··· DATA IN THIS EXERCISE

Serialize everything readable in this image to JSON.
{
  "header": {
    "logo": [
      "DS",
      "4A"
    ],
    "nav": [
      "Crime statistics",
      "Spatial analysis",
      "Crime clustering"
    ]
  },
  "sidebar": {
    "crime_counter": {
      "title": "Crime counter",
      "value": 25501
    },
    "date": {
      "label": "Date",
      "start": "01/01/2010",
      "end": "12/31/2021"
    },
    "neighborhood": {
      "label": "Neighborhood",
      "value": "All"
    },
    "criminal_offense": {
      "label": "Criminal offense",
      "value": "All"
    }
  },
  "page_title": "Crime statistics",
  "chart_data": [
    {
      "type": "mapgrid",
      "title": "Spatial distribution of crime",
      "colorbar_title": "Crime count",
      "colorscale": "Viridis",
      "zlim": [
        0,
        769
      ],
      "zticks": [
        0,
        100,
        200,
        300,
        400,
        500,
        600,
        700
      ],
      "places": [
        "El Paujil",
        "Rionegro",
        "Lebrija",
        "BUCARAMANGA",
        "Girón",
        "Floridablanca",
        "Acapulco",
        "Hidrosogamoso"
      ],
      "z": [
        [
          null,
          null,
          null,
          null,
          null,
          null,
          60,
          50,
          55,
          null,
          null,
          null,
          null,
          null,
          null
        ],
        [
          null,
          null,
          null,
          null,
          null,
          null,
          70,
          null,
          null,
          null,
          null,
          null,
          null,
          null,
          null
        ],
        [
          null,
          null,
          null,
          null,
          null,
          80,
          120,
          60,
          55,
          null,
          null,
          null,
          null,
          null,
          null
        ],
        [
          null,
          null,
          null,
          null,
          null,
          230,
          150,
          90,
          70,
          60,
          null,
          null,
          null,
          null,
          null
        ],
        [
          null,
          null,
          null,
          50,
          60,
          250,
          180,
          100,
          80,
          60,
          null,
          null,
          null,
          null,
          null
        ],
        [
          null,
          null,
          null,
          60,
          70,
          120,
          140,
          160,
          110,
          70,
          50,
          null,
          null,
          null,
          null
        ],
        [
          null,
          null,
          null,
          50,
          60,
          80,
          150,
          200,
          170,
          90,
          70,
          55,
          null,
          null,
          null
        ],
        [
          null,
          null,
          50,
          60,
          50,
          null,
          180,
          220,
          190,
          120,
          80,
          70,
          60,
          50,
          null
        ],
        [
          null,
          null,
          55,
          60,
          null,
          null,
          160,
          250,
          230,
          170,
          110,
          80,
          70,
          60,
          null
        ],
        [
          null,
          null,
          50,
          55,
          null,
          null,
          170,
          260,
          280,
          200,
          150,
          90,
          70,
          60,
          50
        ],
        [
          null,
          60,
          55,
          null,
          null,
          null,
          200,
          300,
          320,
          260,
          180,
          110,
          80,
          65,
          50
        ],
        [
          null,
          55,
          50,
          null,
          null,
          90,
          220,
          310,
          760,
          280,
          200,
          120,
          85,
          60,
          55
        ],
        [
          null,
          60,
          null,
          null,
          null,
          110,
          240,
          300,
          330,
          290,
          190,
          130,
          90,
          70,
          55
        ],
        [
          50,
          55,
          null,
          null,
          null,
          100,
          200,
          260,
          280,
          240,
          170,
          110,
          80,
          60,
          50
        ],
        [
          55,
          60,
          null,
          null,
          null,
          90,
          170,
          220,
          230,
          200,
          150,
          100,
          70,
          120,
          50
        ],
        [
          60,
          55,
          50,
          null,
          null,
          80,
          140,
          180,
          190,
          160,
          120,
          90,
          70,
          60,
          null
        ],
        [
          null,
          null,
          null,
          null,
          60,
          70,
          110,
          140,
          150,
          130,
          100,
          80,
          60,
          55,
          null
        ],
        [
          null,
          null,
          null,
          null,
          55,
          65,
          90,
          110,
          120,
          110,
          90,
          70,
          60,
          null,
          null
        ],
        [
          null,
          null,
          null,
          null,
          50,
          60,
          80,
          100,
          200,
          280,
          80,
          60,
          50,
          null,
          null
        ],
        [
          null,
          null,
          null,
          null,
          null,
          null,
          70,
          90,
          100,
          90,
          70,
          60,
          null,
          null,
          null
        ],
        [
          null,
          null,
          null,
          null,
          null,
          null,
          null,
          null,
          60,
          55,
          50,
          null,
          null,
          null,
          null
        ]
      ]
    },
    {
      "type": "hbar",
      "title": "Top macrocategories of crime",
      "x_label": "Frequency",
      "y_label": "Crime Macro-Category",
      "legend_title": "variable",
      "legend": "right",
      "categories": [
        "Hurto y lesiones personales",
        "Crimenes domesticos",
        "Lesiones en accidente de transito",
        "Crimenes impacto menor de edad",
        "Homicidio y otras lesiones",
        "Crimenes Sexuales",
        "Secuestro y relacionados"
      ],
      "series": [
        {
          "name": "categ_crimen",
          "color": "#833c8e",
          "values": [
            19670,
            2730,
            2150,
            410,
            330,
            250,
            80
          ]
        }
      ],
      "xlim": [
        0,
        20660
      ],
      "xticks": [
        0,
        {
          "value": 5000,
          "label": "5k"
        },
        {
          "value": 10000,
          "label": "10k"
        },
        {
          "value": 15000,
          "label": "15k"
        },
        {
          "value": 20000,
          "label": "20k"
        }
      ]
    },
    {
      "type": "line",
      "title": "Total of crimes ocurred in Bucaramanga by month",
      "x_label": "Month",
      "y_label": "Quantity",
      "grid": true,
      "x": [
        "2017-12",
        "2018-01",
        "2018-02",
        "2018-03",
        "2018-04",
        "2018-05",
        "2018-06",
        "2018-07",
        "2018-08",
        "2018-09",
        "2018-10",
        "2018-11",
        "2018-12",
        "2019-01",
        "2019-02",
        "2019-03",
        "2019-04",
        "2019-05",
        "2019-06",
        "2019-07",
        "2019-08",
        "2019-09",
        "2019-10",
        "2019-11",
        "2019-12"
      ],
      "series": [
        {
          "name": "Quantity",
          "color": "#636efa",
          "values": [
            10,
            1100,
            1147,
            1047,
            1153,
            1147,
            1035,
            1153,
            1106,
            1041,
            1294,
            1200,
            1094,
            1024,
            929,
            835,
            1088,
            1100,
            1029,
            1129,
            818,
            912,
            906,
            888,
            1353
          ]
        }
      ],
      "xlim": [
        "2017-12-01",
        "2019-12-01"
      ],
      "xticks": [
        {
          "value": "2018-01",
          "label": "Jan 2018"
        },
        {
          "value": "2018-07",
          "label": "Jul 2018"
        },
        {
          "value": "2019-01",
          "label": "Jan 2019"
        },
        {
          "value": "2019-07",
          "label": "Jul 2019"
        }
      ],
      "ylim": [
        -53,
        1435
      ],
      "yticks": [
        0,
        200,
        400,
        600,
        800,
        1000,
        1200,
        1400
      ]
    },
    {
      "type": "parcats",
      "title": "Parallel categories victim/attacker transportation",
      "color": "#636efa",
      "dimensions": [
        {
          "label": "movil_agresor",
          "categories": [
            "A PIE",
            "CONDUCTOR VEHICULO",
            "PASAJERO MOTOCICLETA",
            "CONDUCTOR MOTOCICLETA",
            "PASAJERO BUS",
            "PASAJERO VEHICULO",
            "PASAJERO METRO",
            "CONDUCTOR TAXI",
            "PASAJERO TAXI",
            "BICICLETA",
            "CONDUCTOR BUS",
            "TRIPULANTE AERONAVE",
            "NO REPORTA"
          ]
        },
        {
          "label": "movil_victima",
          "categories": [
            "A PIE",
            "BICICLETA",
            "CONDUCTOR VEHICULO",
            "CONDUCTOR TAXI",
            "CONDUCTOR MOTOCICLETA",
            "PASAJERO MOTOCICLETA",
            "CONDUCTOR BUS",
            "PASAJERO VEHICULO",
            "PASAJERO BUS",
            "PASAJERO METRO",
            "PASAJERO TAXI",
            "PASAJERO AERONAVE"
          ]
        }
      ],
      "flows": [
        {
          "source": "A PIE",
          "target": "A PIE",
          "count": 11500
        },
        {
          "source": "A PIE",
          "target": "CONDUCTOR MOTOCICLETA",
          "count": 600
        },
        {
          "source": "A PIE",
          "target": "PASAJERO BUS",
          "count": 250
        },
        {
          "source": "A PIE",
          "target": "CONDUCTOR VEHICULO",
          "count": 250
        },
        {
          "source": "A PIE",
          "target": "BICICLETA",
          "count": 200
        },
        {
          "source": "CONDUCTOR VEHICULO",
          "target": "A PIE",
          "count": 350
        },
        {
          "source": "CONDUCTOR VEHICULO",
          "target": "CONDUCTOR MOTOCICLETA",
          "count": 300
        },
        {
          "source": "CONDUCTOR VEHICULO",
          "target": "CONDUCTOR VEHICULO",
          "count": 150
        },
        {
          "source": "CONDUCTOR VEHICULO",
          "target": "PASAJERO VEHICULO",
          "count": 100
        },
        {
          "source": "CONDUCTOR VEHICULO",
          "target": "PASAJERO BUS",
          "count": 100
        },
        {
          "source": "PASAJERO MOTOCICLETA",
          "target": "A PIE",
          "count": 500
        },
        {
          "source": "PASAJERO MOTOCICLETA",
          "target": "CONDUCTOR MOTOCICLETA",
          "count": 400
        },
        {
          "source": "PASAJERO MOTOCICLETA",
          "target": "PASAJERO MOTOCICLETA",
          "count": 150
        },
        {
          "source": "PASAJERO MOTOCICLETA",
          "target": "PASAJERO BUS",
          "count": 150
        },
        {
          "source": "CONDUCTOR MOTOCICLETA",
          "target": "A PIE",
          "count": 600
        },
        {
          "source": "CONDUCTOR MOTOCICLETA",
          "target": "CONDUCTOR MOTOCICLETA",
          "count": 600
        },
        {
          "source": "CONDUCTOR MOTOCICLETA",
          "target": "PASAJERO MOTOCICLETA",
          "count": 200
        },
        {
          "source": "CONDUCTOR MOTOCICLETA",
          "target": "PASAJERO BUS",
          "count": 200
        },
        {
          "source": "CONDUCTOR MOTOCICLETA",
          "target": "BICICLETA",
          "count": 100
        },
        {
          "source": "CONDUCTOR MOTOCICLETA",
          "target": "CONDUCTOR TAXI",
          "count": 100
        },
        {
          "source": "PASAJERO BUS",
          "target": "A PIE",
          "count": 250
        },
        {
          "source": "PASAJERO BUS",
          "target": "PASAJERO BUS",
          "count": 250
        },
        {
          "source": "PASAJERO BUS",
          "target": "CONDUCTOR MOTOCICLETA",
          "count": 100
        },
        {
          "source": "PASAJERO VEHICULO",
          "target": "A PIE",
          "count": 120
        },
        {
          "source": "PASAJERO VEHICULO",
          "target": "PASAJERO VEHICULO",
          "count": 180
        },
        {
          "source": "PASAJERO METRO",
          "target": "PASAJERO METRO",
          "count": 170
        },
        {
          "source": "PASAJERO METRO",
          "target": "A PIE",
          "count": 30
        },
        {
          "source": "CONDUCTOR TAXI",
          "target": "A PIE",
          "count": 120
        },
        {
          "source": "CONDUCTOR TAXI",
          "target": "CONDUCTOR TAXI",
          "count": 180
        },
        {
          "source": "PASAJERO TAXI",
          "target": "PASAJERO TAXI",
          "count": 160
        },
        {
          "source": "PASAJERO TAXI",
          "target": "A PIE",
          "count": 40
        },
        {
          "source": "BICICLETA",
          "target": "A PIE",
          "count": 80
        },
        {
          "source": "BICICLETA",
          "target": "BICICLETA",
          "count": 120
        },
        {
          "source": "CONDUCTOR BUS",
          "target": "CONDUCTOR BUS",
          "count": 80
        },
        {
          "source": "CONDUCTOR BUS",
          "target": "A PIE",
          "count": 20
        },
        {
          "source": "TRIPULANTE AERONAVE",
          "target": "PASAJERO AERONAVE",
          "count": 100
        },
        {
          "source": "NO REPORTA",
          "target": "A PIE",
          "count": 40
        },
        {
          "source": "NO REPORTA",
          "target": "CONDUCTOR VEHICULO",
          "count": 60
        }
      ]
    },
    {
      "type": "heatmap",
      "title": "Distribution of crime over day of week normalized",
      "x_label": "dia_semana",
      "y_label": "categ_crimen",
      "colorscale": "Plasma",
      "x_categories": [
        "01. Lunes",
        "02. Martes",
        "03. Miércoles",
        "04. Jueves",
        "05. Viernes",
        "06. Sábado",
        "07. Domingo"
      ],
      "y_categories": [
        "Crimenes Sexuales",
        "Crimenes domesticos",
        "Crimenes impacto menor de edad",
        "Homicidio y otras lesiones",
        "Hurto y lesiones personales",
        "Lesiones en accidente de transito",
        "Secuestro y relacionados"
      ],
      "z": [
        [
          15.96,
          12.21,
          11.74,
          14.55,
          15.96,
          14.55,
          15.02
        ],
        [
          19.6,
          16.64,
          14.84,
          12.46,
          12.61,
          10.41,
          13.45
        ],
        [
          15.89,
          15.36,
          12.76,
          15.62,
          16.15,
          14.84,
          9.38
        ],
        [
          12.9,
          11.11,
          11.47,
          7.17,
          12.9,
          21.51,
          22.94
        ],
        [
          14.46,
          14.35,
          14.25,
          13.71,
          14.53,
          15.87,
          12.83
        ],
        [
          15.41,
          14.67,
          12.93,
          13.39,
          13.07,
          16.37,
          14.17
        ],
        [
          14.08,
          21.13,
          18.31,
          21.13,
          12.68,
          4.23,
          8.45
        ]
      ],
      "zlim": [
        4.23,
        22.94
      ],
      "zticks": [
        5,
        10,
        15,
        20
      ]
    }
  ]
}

······

• [SET EXERCISE]
Return all lines containing "AERONAVE".

• [TASK SOLUTION]
            "TRIPULANTE AERONAVE",
            "PASAJERO AERONAVE"
          "source": "TRIPULANTE AERONAVE",
          "target": "PASAJERO AERONAVE",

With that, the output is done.